Stored data entries
________

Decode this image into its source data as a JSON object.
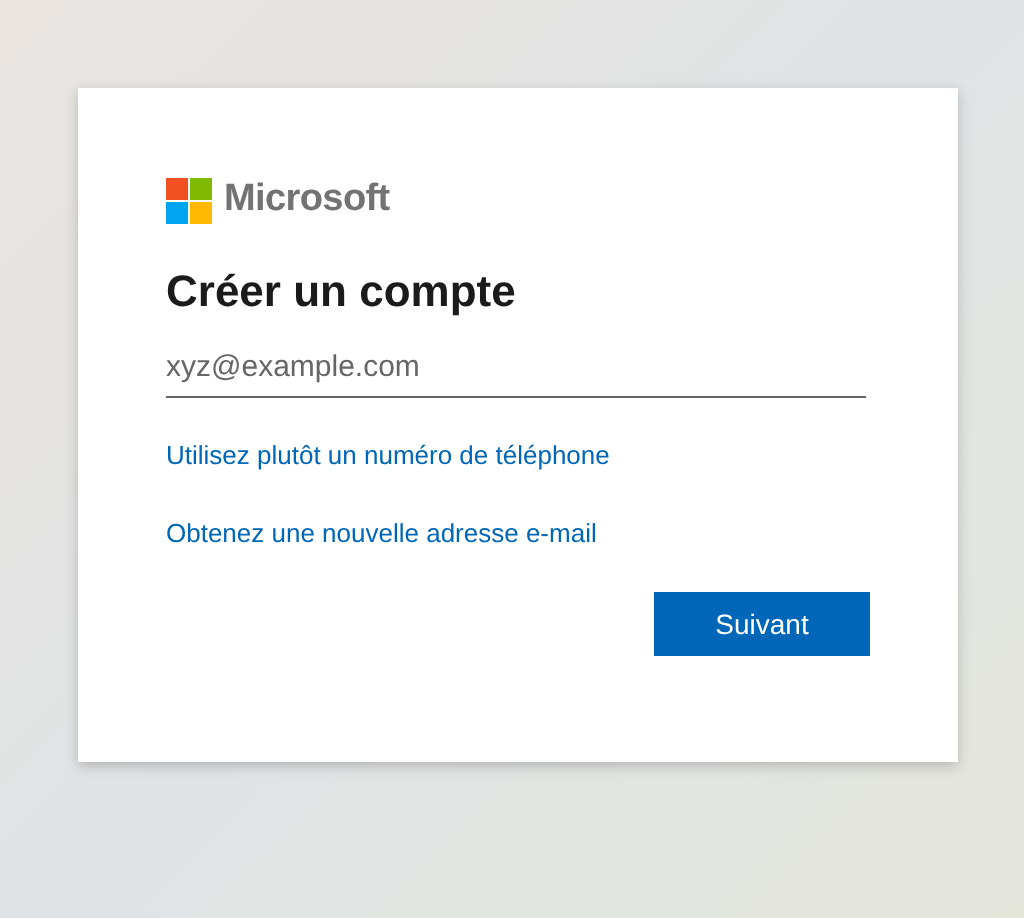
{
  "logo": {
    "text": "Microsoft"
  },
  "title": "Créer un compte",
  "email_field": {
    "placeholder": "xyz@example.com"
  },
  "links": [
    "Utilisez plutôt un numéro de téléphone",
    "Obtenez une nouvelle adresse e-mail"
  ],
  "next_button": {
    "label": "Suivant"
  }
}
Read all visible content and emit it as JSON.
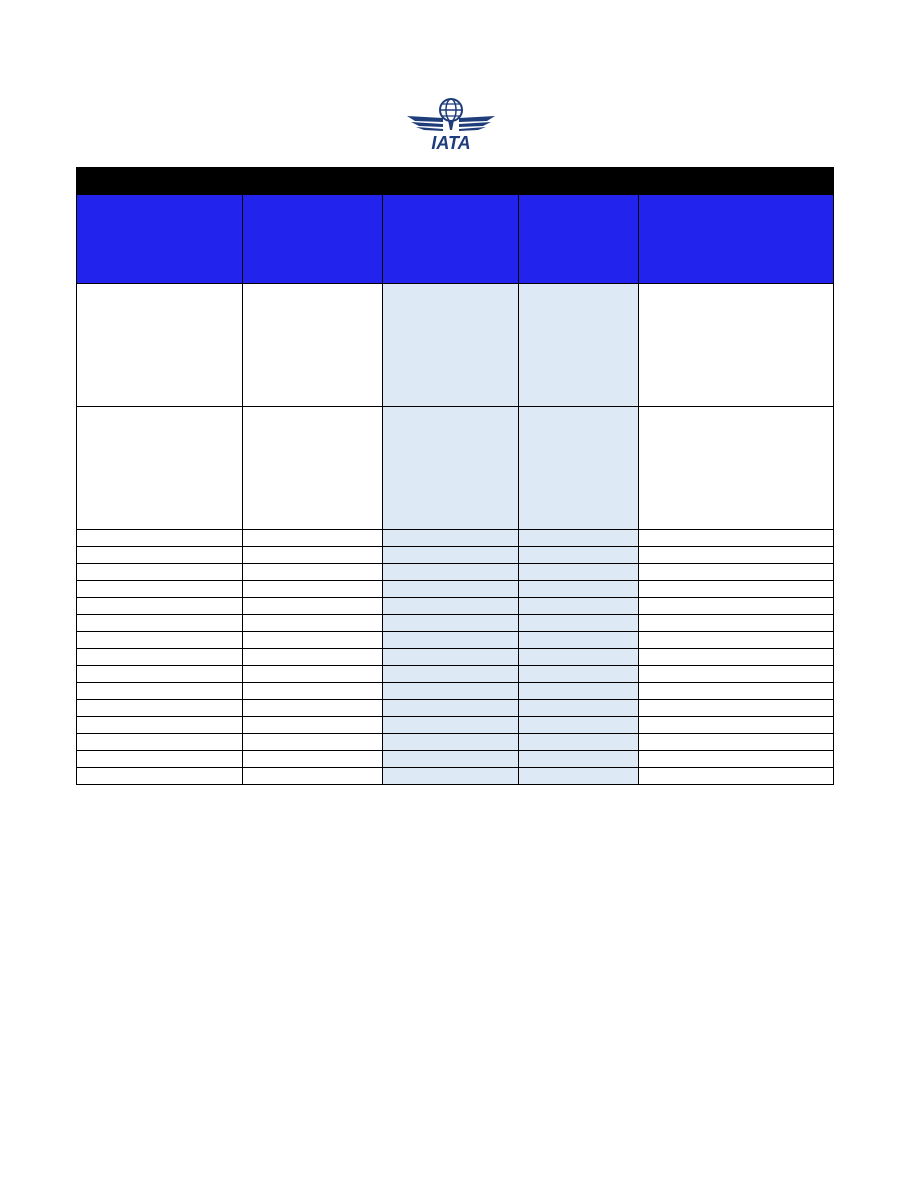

________

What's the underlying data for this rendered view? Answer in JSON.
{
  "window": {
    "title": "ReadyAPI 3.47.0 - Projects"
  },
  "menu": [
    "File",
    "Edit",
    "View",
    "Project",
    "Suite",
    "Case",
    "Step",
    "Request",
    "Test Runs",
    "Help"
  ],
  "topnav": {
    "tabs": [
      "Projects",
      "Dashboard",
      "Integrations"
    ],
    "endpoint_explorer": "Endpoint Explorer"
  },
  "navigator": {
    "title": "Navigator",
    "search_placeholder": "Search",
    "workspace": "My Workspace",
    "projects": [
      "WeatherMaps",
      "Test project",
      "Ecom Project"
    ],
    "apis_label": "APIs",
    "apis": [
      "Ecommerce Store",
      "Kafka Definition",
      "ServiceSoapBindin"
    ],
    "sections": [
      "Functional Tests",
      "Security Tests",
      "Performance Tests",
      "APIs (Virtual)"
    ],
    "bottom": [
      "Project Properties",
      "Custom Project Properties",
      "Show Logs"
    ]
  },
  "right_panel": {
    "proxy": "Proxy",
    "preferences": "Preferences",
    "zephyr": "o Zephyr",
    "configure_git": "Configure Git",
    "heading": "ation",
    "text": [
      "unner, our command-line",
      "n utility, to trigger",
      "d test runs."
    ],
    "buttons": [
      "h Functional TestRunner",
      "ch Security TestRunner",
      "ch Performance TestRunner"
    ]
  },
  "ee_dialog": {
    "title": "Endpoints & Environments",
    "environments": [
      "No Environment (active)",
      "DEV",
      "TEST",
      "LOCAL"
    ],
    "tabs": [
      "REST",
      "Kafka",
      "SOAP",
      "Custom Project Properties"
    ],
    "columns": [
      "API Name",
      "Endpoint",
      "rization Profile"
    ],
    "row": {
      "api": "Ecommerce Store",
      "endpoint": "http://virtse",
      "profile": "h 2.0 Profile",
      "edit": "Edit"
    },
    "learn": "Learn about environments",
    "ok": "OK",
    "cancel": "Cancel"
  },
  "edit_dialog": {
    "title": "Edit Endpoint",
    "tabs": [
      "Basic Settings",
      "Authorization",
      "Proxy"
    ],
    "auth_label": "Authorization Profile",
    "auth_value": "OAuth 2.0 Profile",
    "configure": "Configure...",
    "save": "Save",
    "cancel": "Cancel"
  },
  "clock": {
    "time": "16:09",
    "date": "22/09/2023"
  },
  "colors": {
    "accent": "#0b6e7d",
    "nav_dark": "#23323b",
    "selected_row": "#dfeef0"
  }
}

________

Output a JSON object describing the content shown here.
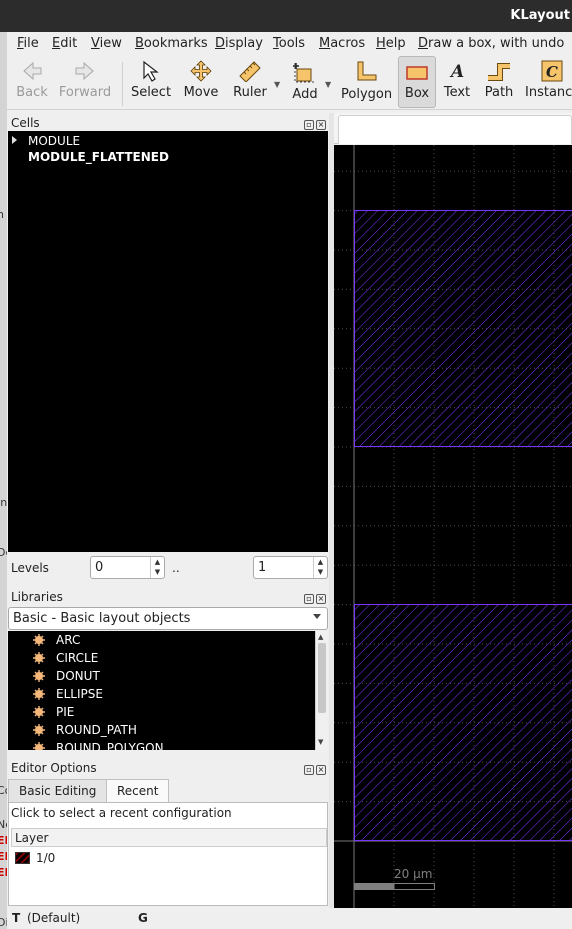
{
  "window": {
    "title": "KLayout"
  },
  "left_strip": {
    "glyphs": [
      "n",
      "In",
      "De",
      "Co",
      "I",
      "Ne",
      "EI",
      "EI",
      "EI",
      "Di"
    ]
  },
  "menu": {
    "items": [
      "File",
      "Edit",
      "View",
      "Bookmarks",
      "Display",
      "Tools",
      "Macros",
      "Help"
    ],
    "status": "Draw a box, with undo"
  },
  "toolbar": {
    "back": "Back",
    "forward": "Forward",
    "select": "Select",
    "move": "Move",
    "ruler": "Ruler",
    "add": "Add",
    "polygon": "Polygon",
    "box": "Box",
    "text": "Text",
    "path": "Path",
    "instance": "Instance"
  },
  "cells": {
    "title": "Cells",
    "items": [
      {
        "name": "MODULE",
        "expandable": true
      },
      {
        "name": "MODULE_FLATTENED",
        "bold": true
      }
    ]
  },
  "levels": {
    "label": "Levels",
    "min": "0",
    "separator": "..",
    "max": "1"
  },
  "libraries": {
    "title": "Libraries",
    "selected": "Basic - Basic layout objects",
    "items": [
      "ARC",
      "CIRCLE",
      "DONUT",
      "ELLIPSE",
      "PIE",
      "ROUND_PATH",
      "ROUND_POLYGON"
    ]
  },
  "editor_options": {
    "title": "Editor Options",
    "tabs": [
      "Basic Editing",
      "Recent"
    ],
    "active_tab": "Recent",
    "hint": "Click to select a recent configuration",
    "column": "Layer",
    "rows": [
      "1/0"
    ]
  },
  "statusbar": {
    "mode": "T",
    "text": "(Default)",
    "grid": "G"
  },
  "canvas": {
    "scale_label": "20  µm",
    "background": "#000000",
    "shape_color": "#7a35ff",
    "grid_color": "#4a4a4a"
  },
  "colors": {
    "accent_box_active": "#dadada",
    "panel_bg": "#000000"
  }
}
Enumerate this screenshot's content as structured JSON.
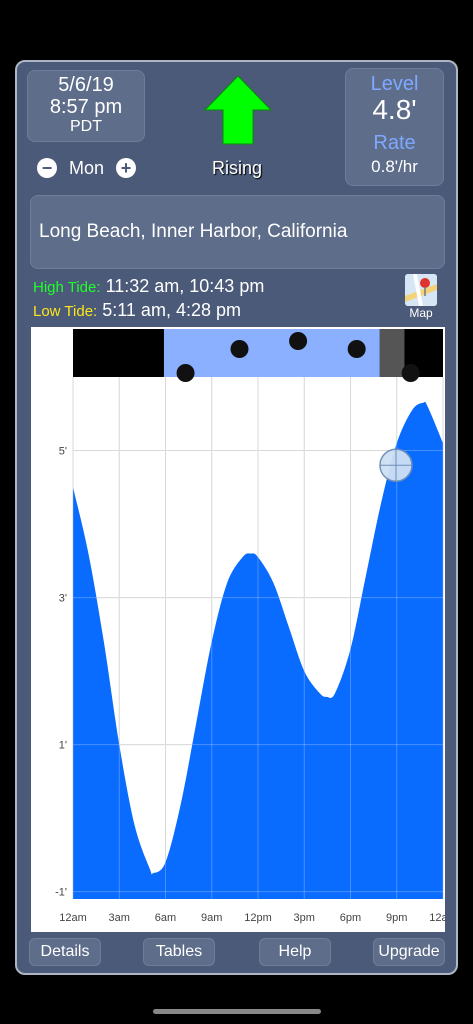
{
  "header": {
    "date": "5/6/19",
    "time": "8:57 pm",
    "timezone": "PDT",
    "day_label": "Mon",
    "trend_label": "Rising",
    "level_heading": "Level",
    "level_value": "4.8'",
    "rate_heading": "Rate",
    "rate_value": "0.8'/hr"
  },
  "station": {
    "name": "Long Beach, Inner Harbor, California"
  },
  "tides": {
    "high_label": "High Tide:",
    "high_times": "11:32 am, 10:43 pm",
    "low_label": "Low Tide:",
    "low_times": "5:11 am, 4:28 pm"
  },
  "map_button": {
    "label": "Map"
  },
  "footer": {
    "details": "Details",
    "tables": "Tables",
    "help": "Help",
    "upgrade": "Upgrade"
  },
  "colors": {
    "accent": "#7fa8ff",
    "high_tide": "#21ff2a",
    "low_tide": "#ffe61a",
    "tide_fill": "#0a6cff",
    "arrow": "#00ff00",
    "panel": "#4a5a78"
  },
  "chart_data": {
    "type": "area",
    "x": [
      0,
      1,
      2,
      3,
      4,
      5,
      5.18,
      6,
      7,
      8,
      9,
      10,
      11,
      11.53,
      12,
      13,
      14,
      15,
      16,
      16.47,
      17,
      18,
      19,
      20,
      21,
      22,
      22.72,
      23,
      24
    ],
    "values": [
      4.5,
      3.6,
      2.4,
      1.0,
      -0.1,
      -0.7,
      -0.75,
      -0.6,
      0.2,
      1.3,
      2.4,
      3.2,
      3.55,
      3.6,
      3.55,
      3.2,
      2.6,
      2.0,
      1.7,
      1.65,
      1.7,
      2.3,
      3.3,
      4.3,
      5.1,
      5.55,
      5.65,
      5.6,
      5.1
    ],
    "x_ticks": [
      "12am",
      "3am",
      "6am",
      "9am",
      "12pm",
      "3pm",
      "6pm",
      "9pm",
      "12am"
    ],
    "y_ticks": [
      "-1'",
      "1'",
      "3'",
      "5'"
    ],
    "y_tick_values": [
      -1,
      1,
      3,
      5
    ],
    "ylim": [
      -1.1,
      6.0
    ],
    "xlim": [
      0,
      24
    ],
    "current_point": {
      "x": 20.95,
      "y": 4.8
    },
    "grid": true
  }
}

________

▶ Do this: Pictures are not part of the copy. Write out only the lines from the one containing "Decode this image" through the one containing "Read all visible content and emit it as JSON.", exactly as they stand, both included.

▶ Output for this exercise:
Decode this image into its source data as a JSON object.
{
  "logo": {
    "text": "Microsoft"
  },
  "title": "Créer un compte",
  "email_field": {
    "placeholder": "xyz@example.com"
  },
  "links": [
    "Utilisez plutôt un numéro de téléphone",
    "Obtenez une nouvelle adresse e-mail"
  ],
  "next_button": {
    "label": "Suivant"
  }
}
Read all visible content and emit it as JSON.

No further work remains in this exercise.